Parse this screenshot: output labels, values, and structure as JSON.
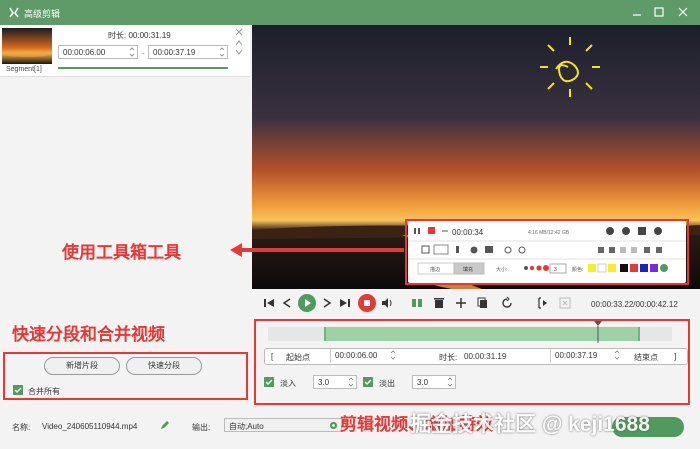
{
  "window": {
    "title": "高级剪辑"
  },
  "segment": {
    "label": "Segment[1]",
    "duration_label": "时长:",
    "duration_value": "00:00:31.19",
    "start_time": "00:00:06.00",
    "end_time": "00:00:37.19",
    "separator": "-"
  },
  "left_actions": {
    "new_segment": "新增片段",
    "quick_split": "快速分段",
    "merge_all": "合并所有"
  },
  "annotations": {
    "quick_split_merge": "快速分段和合并视频",
    "toolbox": "使用工具箱工具",
    "edit_effects": "剪辑视频、增加特效"
  },
  "tool_panel": {
    "time": "00:00:34",
    "info": "4:16 MB/12:42 GB",
    "tab_outline": "描边",
    "tab_fill": "填充",
    "size_label": "大小:",
    "size_value": "3",
    "color_label": "颜色:"
  },
  "playback": {
    "current_time": "00:00:33.22",
    "total_time": "00:00:42.12",
    "sep": "/"
  },
  "edit": {
    "start_bracket": "[",
    "start_point_label": "起始点",
    "start_value": "00:00:06.00",
    "duration_label": "时长:",
    "duration_value": "00:00:31.19",
    "end_value": "00:00:37.19",
    "end_point_label": "结束点",
    "end_bracket": "]",
    "fade_in_label": "淡入",
    "fade_in_value": "3.0",
    "fade_out_label": "淡出",
    "fade_out_value": "3.0"
  },
  "bottom": {
    "name_label": "名称:",
    "file_name": "Video_240605110944.mp4",
    "output_label": "输出:",
    "output_value": "自动;Auto"
  },
  "watermark": "掘金技术社区 @ keji1688",
  "colors": {
    "accent": "#5f9a69",
    "annotation": "#e53935",
    "slider": "#9ed1a6"
  }
}
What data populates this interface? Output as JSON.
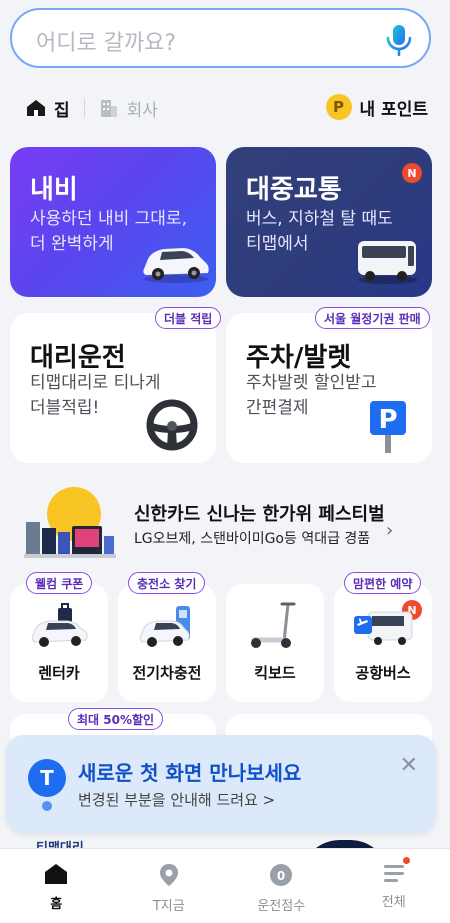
{
  "search": {
    "placeholder": "어디로 갈까요?",
    "mic_icon": "mic-icon"
  },
  "places": [
    {
      "label": "집",
      "icon": "home-icon"
    },
    {
      "label": "회사",
      "icon": "building-icon"
    }
  ],
  "points": {
    "coin": "P",
    "label": "내 포인트"
  },
  "cards": {
    "navi": {
      "title": "내비",
      "desc": "사용하던 내비 그대로,\n더 완벽하게"
    },
    "transit": {
      "title": "대중교통",
      "desc": "버스, 지하철 탈 때도\n티맵에서",
      "badge": "N"
    },
    "driver": {
      "title": "대리운전",
      "desc": "티맵대리로 티나게\n더블적립!",
      "tag": "더블 적립"
    },
    "parking": {
      "title": "주차/발렛",
      "desc": "주차발렛 할인받고\n간편결제",
      "tag": "서울 월정기권 판매"
    }
  },
  "banner": {
    "title": "신한카드 신나는 한가위 페스티벌",
    "subtitle": "LG오브제, 스탠바이미Go등 역대급 경품"
  },
  "tiles": [
    {
      "label": "렌터카",
      "tag": "웰컴 쿠폰"
    },
    {
      "label": "전기차충전",
      "tag": "충전소 찾기"
    },
    {
      "label": "킥보드"
    },
    {
      "label": "공항버스",
      "tag": "맘편한 예약",
      "badge": "N"
    }
  ],
  "lower": {
    "tag": "최대 50%할인",
    "peek_text": "티맵대리"
  },
  "toast": {
    "logo": "T",
    "title": "새로운 첫 화면 만나보세요",
    "subtitle": "변경된 부분을 안내해 드려요 >",
    "close": "✕"
  },
  "nav": [
    {
      "label": "홈",
      "icon": "home-icon",
      "active": true
    },
    {
      "label": "T지금",
      "icon": "location-pin-icon"
    },
    {
      "label": "운전점수",
      "icon": "score-gauge-icon",
      "value": "0"
    },
    {
      "label": "전체",
      "icon": "menu-icon"
    }
  ],
  "colors": {
    "accent_blue": "#1E6CF0",
    "navi_gradient_start": "#7A3CF5",
    "transit_bg": "#2D3C7C",
    "tag_purple": "#8A4DE6",
    "badge_red": "#F04A2E",
    "coin_yellow": "#F8C524"
  }
}
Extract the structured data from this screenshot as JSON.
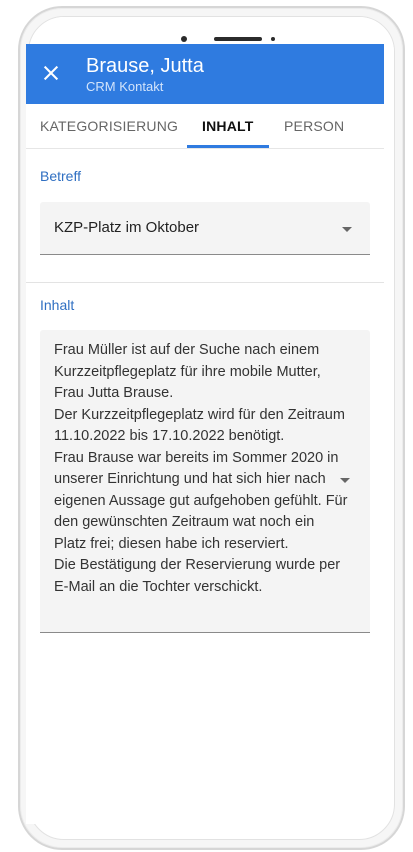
{
  "header": {
    "title": "Brause, Jutta",
    "subtitle": "CRM Kontakt"
  },
  "tabs": [
    {
      "label": "KATEGORISIERUNG"
    },
    {
      "label": "INHALT"
    },
    {
      "label": "PERSON"
    }
  ],
  "active_tab": "INHALT",
  "betreff": {
    "label": "Betreff",
    "value": "KZP-Platz im Oktober"
  },
  "inhalt": {
    "label": "Inhalt",
    "lines": [
      "Frau Müller ist auf der Suche nach einem",
      "Kurzzeitpflegeplatz für ihre mobile Mutter,",
      "Frau Jutta Brause.",
      "Der Kurzzeitpflegeplatz wird für den Zeitraum",
      "11.10.2022 bis 17.10.2022 benötigt.",
      "Frau Brause war bereits im Sommer 2020 in",
      "unserer Einrichtung und hat sich hier nach",
      "eigenen Aussage gut aufgehoben gefühlt. Für",
      "den gewünschten Zeitraum wat noch ein",
      "Platz frei; diesen habe ich reserviert.",
      "Die Bestätigung der Reservierung wurde per",
      "E-Mail an die Tochter verschickt."
    ]
  },
  "colors": {
    "accent": "#2f7be0",
    "label": "#2f6fc2"
  }
}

*GIVEN EXERCISE*. Select the lines that carry the string "Brause" and copy them.

*ANSWER*.
    "title": "Brause, Jutta",
      "Frau Jutta Brause.",
      "Frau Brause war bereits im Sommer 2020 in",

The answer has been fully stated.